TASK TO CARRY OUT:
What lines of the data include the string "tous"? Copy them all.

RECORDS FOR PROCESSING:
· · · · ·
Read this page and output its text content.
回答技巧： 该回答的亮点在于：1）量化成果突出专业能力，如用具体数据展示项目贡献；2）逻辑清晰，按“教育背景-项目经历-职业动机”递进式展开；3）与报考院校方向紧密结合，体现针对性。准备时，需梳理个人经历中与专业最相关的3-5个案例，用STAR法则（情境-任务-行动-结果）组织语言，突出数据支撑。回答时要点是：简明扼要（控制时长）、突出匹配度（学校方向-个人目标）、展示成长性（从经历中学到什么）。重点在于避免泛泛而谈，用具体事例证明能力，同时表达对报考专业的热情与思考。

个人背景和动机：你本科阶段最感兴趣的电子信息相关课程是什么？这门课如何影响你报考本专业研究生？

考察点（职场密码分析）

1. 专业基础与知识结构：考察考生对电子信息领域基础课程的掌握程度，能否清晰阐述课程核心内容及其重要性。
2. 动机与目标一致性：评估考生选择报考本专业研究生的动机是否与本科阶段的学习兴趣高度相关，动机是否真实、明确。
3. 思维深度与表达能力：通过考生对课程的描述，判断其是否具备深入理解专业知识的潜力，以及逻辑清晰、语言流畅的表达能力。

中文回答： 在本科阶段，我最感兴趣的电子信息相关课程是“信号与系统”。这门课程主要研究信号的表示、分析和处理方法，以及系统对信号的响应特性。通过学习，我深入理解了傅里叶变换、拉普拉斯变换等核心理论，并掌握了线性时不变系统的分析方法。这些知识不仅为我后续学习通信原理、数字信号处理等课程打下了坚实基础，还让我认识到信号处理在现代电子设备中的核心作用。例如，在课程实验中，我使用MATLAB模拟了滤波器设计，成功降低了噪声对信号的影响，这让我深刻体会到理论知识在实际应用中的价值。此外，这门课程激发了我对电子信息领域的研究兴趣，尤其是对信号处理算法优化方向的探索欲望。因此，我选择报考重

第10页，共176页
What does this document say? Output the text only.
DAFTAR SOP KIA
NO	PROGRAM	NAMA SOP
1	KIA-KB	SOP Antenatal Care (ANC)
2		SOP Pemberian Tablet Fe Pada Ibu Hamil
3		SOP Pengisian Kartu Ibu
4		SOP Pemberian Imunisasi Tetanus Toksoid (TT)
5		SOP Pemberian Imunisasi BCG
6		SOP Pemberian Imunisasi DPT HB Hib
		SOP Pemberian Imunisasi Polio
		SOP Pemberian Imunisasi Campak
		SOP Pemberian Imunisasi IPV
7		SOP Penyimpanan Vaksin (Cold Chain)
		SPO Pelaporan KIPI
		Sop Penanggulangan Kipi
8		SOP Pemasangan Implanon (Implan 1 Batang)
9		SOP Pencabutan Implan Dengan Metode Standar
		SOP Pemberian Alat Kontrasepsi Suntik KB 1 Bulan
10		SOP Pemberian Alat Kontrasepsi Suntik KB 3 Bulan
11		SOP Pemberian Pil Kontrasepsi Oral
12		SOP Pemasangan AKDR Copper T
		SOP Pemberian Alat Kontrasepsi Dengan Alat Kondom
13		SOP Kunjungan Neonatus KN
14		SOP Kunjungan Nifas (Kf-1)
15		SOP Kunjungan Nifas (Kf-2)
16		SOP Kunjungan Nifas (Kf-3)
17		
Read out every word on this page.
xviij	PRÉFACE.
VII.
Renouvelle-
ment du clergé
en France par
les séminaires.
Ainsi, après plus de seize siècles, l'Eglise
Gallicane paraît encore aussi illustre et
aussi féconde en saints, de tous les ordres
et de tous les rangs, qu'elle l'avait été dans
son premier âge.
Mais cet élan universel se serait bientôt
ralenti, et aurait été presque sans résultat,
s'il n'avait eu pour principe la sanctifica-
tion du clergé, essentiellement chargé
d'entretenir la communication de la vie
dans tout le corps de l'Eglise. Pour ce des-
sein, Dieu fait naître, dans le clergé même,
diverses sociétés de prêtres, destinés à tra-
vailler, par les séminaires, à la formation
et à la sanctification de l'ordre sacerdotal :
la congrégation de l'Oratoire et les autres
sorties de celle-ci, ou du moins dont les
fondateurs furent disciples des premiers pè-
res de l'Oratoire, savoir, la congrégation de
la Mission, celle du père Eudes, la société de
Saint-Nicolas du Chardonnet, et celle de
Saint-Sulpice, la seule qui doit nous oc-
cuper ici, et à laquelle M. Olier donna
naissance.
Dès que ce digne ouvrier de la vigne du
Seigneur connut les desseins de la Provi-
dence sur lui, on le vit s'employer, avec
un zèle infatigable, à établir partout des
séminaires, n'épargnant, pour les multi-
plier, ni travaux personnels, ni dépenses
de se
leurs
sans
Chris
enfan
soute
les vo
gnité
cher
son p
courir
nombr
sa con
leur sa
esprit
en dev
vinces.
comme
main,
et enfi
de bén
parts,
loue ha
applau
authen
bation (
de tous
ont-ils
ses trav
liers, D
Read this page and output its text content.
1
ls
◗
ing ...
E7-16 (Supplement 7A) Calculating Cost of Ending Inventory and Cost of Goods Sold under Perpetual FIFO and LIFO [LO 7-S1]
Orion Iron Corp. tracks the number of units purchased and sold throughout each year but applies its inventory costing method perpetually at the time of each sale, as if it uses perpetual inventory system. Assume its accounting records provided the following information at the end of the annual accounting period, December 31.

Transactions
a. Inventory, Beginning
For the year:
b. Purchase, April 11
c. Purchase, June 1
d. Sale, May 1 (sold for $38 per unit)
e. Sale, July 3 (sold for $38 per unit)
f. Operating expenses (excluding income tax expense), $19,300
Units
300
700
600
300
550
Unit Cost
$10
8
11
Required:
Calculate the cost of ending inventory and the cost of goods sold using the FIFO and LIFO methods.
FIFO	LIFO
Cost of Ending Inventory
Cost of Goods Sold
· · · · ·
COMPLETE OUTPUT:
aussi féconde en saints, de tous les ordres
et de tous les rangs, qu'elle l'avait été dans
de tous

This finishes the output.